> Supplied entries:
»»
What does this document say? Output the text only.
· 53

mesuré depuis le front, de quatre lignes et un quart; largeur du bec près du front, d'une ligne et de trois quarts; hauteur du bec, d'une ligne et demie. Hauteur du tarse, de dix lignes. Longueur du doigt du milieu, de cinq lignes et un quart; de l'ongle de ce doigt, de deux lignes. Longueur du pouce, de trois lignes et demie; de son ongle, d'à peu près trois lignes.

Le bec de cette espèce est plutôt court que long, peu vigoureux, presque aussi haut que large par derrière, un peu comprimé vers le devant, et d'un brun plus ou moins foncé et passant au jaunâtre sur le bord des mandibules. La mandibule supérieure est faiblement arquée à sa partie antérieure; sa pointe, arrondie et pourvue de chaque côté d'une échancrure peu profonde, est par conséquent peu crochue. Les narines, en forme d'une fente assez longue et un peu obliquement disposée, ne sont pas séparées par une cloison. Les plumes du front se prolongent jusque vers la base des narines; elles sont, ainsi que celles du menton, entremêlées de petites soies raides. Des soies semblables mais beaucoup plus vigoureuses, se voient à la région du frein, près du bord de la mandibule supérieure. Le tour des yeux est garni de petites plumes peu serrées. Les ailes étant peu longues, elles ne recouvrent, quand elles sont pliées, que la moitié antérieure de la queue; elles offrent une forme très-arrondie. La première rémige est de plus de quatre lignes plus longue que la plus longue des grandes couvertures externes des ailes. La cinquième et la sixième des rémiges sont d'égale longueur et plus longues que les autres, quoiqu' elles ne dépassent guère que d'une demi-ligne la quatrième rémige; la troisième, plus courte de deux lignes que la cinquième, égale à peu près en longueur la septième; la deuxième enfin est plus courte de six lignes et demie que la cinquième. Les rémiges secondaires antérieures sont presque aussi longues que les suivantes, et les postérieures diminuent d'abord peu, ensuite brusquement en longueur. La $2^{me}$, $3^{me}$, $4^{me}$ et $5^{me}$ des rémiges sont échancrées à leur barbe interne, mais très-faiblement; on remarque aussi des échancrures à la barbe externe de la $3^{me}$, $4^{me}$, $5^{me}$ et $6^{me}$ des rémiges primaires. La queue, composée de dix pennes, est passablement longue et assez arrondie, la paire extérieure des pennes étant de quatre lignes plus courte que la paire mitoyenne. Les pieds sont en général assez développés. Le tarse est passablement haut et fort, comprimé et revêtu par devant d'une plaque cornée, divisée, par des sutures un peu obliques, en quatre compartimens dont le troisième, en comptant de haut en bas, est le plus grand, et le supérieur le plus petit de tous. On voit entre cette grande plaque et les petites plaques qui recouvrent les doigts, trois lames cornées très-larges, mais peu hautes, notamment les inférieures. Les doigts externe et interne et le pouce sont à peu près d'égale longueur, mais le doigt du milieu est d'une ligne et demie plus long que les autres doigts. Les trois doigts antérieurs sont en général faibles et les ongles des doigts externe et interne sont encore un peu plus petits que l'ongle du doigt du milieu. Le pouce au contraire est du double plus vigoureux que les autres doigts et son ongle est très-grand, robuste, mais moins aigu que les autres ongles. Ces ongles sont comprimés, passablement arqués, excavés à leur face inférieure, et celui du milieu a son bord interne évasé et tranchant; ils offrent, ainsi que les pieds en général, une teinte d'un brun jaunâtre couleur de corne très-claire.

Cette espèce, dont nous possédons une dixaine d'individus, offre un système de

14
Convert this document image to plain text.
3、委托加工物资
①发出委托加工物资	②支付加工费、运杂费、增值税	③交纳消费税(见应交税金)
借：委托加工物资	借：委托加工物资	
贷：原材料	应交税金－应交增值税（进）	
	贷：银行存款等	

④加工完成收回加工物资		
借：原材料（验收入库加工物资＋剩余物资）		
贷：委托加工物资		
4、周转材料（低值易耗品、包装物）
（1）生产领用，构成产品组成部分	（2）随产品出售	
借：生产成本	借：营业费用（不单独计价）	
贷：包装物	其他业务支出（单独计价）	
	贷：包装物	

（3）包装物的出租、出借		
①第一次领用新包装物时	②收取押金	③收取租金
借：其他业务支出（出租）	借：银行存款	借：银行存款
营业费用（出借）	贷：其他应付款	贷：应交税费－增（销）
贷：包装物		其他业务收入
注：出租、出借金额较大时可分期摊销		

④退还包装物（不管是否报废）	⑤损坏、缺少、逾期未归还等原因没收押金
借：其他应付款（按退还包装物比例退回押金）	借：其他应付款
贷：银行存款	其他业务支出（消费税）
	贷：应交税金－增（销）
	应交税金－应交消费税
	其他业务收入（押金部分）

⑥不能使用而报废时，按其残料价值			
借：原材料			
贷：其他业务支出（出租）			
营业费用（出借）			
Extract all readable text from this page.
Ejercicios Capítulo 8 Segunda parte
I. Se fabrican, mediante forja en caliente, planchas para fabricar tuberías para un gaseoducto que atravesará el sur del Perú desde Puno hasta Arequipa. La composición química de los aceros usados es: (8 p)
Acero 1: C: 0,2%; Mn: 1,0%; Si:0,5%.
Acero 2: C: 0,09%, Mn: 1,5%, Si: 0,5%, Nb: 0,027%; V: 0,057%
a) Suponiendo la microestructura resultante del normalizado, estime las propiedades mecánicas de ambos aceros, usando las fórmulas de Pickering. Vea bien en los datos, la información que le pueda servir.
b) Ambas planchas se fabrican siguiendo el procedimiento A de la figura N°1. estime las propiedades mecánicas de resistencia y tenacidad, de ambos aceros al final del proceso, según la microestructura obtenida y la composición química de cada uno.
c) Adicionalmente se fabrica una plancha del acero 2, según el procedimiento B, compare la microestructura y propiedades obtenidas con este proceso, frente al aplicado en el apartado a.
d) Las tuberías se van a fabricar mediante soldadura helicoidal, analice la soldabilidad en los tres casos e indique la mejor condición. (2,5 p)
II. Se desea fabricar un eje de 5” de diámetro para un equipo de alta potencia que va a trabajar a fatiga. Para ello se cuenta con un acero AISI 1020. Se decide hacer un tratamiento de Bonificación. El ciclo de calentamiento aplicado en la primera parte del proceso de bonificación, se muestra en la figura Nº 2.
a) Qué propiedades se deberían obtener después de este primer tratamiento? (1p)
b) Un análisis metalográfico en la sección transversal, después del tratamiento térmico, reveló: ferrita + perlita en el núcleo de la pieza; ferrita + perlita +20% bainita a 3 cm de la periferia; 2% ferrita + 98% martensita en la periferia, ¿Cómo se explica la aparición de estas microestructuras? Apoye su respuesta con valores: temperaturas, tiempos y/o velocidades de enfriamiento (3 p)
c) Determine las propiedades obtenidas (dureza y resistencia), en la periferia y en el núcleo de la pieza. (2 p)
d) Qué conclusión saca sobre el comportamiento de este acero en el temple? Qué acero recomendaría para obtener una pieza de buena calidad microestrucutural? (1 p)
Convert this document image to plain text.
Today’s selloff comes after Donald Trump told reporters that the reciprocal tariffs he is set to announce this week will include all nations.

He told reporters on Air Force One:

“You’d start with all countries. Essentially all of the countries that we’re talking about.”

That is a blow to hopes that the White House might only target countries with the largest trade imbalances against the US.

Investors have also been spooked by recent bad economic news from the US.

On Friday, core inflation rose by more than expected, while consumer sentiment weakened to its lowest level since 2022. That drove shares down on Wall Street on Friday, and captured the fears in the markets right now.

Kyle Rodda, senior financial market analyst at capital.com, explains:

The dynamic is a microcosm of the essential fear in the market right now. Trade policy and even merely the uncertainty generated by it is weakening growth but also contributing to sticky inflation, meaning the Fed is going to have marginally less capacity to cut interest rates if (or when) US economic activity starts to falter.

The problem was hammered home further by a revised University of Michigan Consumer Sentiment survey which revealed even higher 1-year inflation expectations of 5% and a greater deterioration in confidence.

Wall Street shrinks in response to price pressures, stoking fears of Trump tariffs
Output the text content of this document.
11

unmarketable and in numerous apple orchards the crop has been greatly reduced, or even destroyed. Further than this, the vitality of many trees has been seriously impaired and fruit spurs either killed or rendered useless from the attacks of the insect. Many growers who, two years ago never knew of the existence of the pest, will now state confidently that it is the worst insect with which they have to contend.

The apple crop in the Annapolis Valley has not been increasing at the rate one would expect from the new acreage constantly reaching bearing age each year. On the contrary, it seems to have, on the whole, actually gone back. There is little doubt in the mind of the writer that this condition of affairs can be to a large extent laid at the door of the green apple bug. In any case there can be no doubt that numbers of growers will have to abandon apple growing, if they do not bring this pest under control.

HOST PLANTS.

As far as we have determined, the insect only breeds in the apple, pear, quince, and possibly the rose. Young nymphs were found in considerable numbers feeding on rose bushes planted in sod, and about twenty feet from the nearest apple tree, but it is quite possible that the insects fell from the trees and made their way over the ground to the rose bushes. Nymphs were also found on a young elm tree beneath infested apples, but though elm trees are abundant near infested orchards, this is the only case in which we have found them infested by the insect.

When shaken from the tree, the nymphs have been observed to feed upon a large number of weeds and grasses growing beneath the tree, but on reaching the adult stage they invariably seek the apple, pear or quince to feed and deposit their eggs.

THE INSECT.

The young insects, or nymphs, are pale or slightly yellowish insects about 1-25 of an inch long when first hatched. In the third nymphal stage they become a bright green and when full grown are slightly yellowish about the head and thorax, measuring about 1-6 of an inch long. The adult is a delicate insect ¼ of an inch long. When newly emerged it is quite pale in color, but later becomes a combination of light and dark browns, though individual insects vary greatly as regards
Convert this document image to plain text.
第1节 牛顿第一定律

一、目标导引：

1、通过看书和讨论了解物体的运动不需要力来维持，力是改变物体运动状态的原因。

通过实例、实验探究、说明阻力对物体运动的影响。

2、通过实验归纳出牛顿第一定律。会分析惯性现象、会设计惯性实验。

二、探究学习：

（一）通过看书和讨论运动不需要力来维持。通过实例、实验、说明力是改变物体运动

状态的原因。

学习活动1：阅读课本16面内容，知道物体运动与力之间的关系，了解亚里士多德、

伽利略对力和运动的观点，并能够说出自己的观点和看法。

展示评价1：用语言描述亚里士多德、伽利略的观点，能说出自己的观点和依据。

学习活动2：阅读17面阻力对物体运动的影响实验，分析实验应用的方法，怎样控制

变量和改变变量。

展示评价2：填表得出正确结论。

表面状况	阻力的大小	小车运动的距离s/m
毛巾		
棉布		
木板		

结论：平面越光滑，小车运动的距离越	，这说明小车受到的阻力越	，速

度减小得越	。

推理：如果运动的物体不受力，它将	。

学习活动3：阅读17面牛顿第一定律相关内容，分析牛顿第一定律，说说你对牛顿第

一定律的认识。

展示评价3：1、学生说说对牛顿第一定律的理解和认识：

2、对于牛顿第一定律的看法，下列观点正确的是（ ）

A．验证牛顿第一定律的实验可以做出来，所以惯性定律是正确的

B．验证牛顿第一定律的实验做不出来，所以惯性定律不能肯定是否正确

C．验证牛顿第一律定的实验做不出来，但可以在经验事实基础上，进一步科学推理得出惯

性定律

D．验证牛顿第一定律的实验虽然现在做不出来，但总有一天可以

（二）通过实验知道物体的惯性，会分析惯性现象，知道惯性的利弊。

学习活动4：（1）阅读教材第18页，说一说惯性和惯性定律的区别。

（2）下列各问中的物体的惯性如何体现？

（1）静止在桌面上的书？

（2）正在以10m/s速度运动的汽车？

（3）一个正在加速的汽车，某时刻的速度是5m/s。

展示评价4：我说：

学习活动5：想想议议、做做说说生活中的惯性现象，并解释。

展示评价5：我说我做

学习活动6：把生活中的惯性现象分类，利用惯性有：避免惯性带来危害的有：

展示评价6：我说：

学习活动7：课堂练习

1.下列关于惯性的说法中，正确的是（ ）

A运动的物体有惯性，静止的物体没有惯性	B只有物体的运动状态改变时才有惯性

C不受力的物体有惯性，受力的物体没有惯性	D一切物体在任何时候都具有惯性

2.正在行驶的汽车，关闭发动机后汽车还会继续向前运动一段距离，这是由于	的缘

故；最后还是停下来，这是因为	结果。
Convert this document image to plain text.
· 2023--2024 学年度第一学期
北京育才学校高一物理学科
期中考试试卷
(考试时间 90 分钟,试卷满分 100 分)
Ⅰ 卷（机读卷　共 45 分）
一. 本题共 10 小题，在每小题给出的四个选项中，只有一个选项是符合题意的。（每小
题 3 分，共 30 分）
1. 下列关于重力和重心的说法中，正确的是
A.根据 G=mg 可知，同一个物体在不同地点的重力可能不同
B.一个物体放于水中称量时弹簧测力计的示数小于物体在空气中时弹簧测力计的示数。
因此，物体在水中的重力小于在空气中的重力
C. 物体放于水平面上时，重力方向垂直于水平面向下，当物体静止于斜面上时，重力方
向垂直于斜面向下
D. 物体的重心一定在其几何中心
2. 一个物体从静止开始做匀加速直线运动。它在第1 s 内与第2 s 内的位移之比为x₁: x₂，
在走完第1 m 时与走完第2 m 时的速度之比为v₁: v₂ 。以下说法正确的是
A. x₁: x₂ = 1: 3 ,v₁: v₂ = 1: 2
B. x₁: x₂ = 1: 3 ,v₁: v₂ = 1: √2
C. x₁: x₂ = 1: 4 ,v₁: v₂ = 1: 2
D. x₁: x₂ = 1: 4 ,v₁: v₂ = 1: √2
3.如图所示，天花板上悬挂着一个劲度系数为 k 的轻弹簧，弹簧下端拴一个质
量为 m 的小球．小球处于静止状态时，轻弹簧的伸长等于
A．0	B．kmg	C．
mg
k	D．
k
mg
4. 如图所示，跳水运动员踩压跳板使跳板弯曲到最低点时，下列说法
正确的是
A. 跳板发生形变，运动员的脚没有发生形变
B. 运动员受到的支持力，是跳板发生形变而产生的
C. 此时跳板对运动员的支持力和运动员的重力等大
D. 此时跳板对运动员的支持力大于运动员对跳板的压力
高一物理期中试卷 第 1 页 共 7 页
««
> Task requirements: Every line containing the string "pear" must be listed.

> Full solution:
As far as we have determined, the insect only breeds in the apple, pear, quince, and possibly the rose. Young nymphs were found in considerable numbers feeding on rose bushes planted in sod, and about twenty feet from the nearest apple tree, but it is quite possible that the insects fell from the trees and made their way over the ground to the rose bushes. Nymphs were also found on a young elm tree beneath infested apples, but though elm trees are abundant near infested orchards, this is the only case in which we have found them infested by the insect.
When shaken from the tree, the nymphs have been observed to feed upon a large number of weeds and grasses growing beneath the tree, but on reaching the adult stage they invariably seek the apple, pear or quince to feed and deposit their eggs.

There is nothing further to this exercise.